-------- Provided data

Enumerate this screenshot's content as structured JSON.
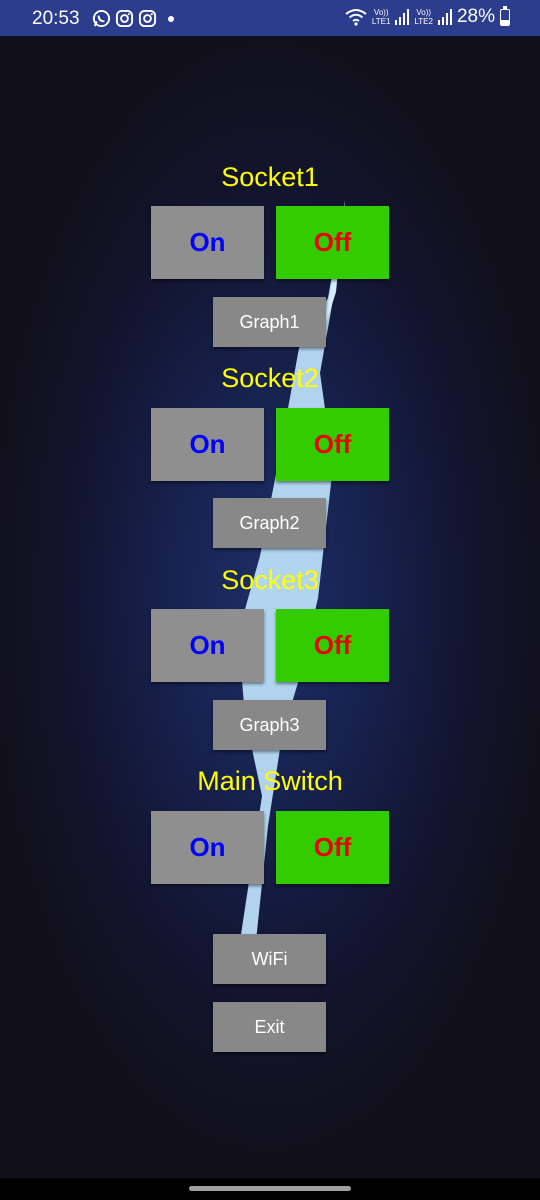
{
  "status_bar": {
    "time": "20:53",
    "left_icons": [
      "whatsapp-icon",
      "instagram-icon",
      "instagram-icon"
    ],
    "sim1_label_top": "Vo))",
    "sim1_label_bottom": "LTE1",
    "sim2_label_top": "Vo))",
    "sim2_label_bottom": "LTE2",
    "battery_percent": "28%",
    "battery_level": 0.28
  },
  "colors": {
    "status_bar_bg": "#2b3d8c",
    "title_yellow": "#ffff00",
    "on_text_blue": "#0000ff",
    "off_text_red": "#ee0000",
    "off_button_green": "#33cc00",
    "button_gray": "#8f8f8f",
    "bolt_light_blue": "#b9ddf7"
  },
  "sockets": [
    {
      "title": "Socket1",
      "on_label": "On",
      "off_label": "Off",
      "graph_label": "Graph1"
    },
    {
      "title": "Socket2",
      "on_label": "On",
      "off_label": "Off",
      "graph_label": "Graph2"
    },
    {
      "title": "Socket3",
      "on_label": "On",
      "off_label": "Off",
      "graph_label": "Graph3"
    }
  ],
  "main_switch": {
    "title": "Main Switch",
    "on_label": "On",
    "off_label": "Off"
  },
  "wifi_label": "WiFi",
  "exit_label": "Exit"
}
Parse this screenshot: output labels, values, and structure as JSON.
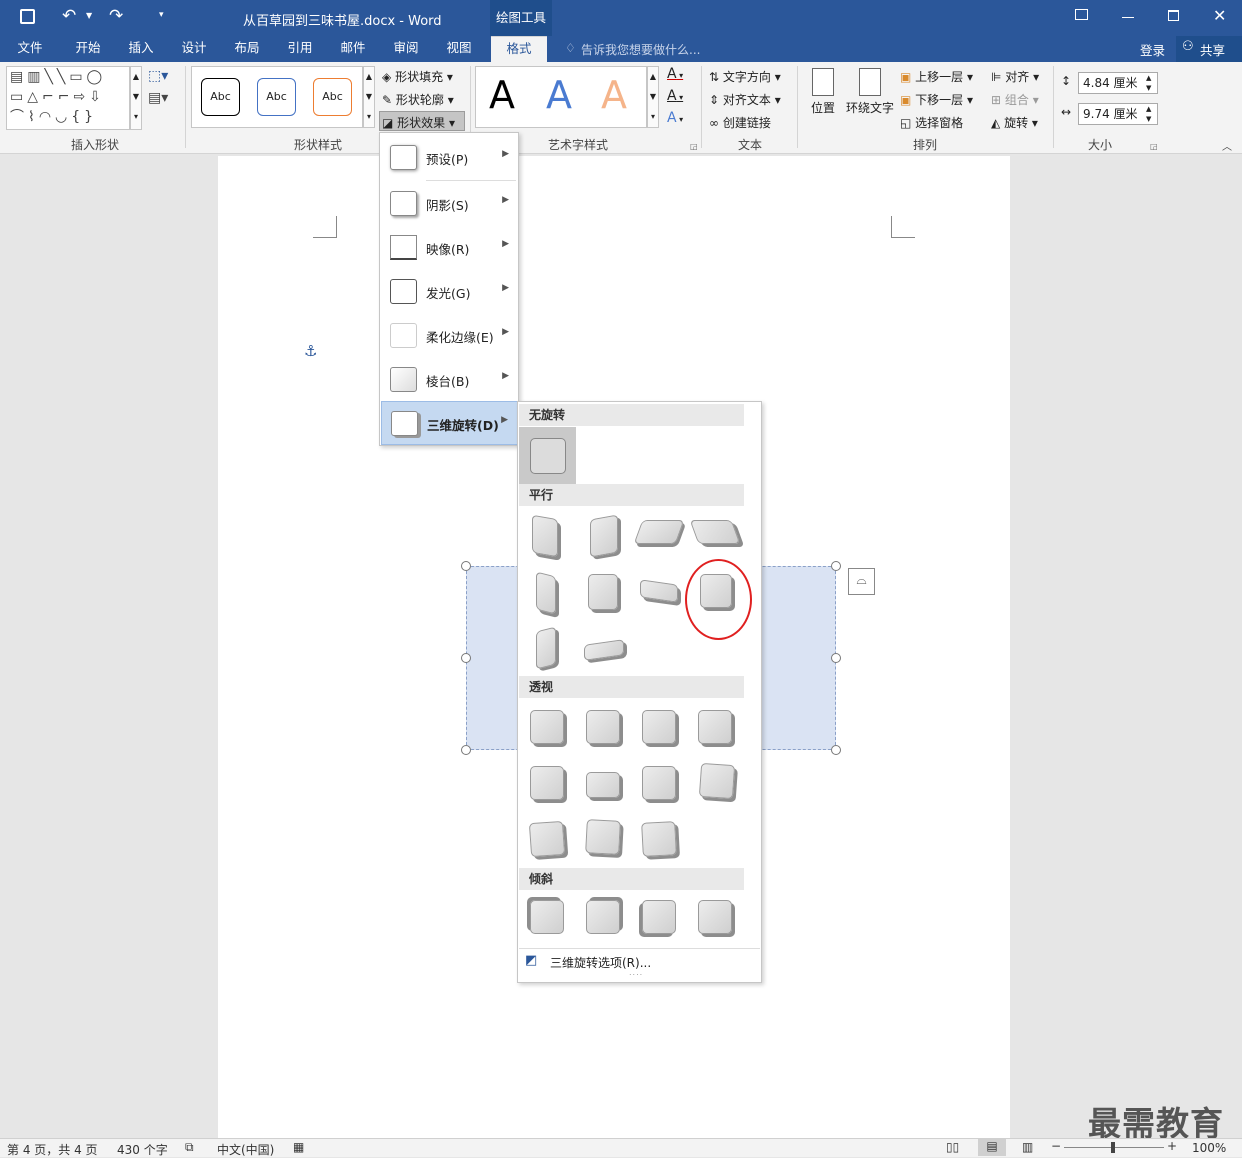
{
  "title": {
    "doc_title": "从百草园到三味书屋.docx - Word",
    "context_tab": "绘图工具"
  },
  "tabs": [
    "文件",
    "开始",
    "插入",
    "设计",
    "布局",
    "引用",
    "邮件",
    "审阅",
    "视图",
    "格式"
  ],
  "tell_me": "告诉我您想要做什么...",
  "login": "登录",
  "share": "共享",
  "ribbon": {
    "groups": [
      "插入形状",
      "形状样式",
      "艺术字样式",
      "文本",
      "排列",
      "大小"
    ],
    "shape_style_abc": [
      "Abc",
      "Abc",
      "Abc"
    ],
    "fill": "形状填充",
    "outline": "形状轮廓",
    "effects": "形状效果",
    "wordart_letters": [
      "A",
      "A",
      "A"
    ],
    "text_direction": "文字方向",
    "align_text": "对齐文本",
    "create_link": "创建链接",
    "position": "位置",
    "wrap_text": "环绕文字",
    "bring_forward": "上移一层",
    "send_backward": "下移一层",
    "selection_pane": "选择窗格",
    "align": "对齐",
    "group": "组合",
    "rotate": "旋转",
    "height": "4.84 厘米",
    "width": "9.74 厘米"
  },
  "effects_menu": [
    "预设(P)",
    "阴影(S)",
    "映像(R)",
    "发光(G)",
    "柔化边缘(E)",
    "棱台(B)",
    "三维旋转(D)"
  ],
  "rotation_menu": {
    "sections": [
      "无旋转",
      "平行",
      "透视",
      "倾斜"
    ],
    "options_label": "三维旋转选项(R)..."
  },
  "status": {
    "page": "第 4 页，共 4 页",
    "words": "430 个字",
    "lang": "中文(中国)",
    "zoom": "100%"
  },
  "watermark": "最需教育",
  "colors": {
    "accent": "#2b579a",
    "shape_fill": "#dae3f3",
    "highlight": "#e02020"
  }
}
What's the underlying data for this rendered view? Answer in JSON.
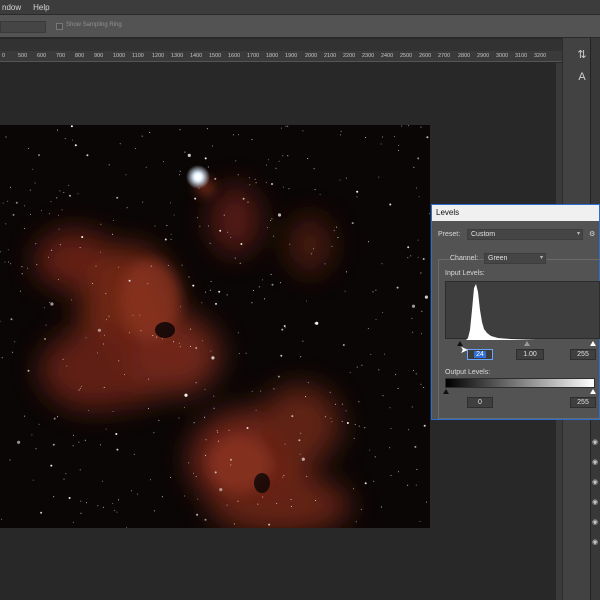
{
  "menu": {
    "window_label": "ndow",
    "help_label": "Help"
  },
  "options": {
    "sampling_ring_label": "Show Sampling Ring"
  },
  "ruler": {
    "ticks": [
      "0",
      "500",
      "600",
      "700",
      "800",
      "900",
      "1000",
      "1100",
      "1200",
      "1300",
      "1400",
      "1500",
      "1600",
      "1700",
      "1800",
      "1900",
      "2000",
      "2100",
      "2200",
      "2300",
      "2400",
      "2500",
      "2600",
      "2700",
      "2800",
      "2900",
      "3000",
      "3100",
      "3200"
    ]
  },
  "levels": {
    "title": "Levels",
    "preset_label": "Preset:",
    "preset_value": "Custom",
    "channel_label": "Channel:",
    "channel_value": "Green",
    "input_levels_label": "Input Levels:",
    "input_black": "24",
    "input_gamma": "1.00",
    "input_white": "255",
    "output_levels_label": "Output Levels:",
    "output_black": "0",
    "output_white": "255"
  },
  "icons": {
    "gear": "gear-icon",
    "eye": "eye-icon",
    "type_tool": "A"
  },
  "colors": {
    "accent": "#2a6fd0",
    "nebula": "#8a2f1c",
    "histogram": "#ffffff"
  }
}
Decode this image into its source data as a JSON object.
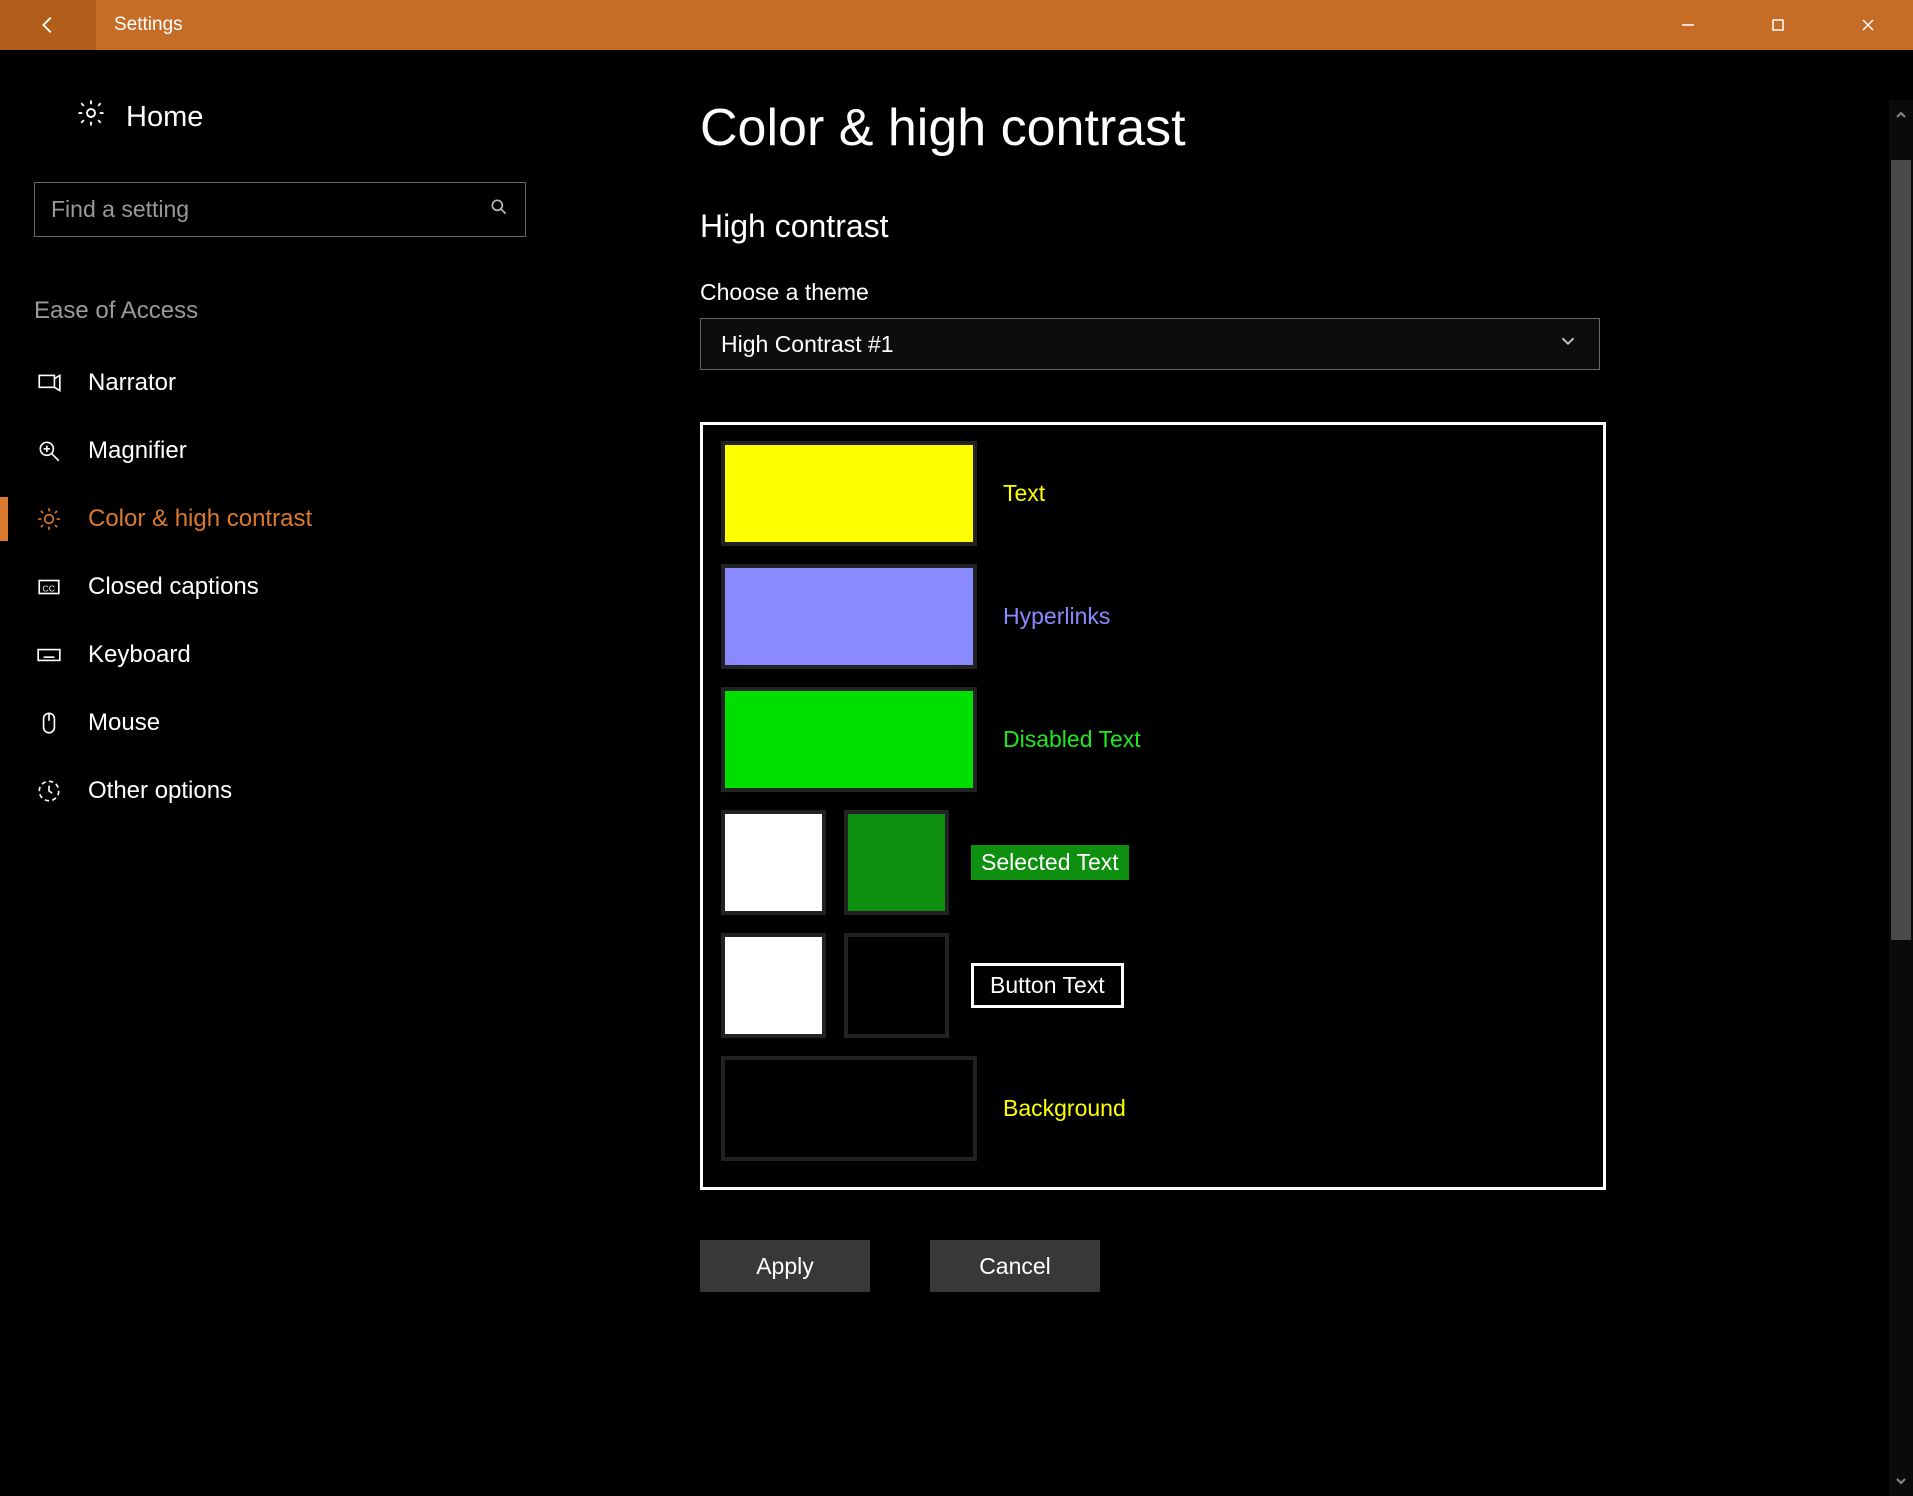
{
  "titlebar": {
    "title": "Settings"
  },
  "sidebar": {
    "home_label": "Home",
    "search_placeholder": "Find a setting",
    "category_label": "Ease of Access",
    "items": [
      {
        "id": "narrator",
        "label": "Narrator"
      },
      {
        "id": "magnifier",
        "label": "Magnifier"
      },
      {
        "id": "color",
        "label": "Color & high contrast",
        "selected": true
      },
      {
        "id": "captions",
        "label": "Closed captions"
      },
      {
        "id": "keyboard",
        "label": "Keyboard"
      },
      {
        "id": "mouse",
        "label": "Mouse"
      },
      {
        "id": "other",
        "label": "Other options"
      }
    ]
  },
  "main": {
    "page_title": "Color & high contrast",
    "section_title": "High contrast",
    "theme_label": "Choose a theme",
    "theme_value": "High Contrast #1",
    "preview": {
      "text": {
        "label": "Text",
        "color": "#ffff00"
      },
      "hyperlinks": {
        "label": "Hyperlinks",
        "color": "#8a8aff"
      },
      "disabled": {
        "label": "Disabled Text",
        "color": "#00e000"
      },
      "selected": {
        "label": "Selected Text",
        "fg": "#ffffff",
        "bg": "#0f8f0f"
      },
      "button": {
        "label": "Button Text",
        "fg": "#ffffff",
        "bg": "#000000"
      },
      "background": {
        "label": "Background",
        "color": "#000000"
      }
    },
    "buttons": {
      "apply": "Apply",
      "cancel": "Cancel"
    }
  }
}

----------------

• _Required task_
Exactly as written, give again every line from the one containing "Decode this image" through the last line of the material, both included, with the pictures left out.

• _Response to the task_
Decode this image into its source data as a JSON object.
{
  "titlebar": {
    "title": "Settings"
  },
  "sidebar": {
    "home_label": "Home",
    "search_placeholder": "Find a setting",
    "category_label": "Ease of Access",
    "items": [
      {
        "id": "narrator",
        "label": "Narrator"
      },
      {
        "id": "magnifier",
        "label": "Magnifier"
      },
      {
        "id": "color",
        "label": "Color & high contrast",
        "selected": true
      },
      {
        "id": "captions",
        "label": "Closed captions"
      },
      {
        "id": "keyboard",
        "label": "Keyboard"
      },
      {
        "id": "mouse",
        "label": "Mouse"
      },
      {
        "id": "other",
        "label": "Other options"
      }
    ]
  },
  "main": {
    "page_title": "Color & high contrast",
    "section_title": "High contrast",
    "theme_label": "Choose a theme",
    "theme_value": "High Contrast #1",
    "preview": {
      "text": {
        "label": "Text",
        "color": "#ffff00"
      },
      "hyperlinks": {
        "label": "Hyperlinks",
        "color": "#8a8aff"
      },
      "disabled": {
        "label": "Disabled Text",
        "color": "#00e000"
      },
      "selected": {
        "label": "Selected Text",
        "fg": "#ffffff",
        "bg": "#0f8f0f"
      },
      "button": {
        "label": "Button Text",
        "fg": "#ffffff",
        "bg": "#000000"
      },
      "background": {
        "label": "Background",
        "color": "#000000"
      }
    },
    "buttons": {
      "apply": "Apply",
      "cancel": "Cancel"
    }
  }
}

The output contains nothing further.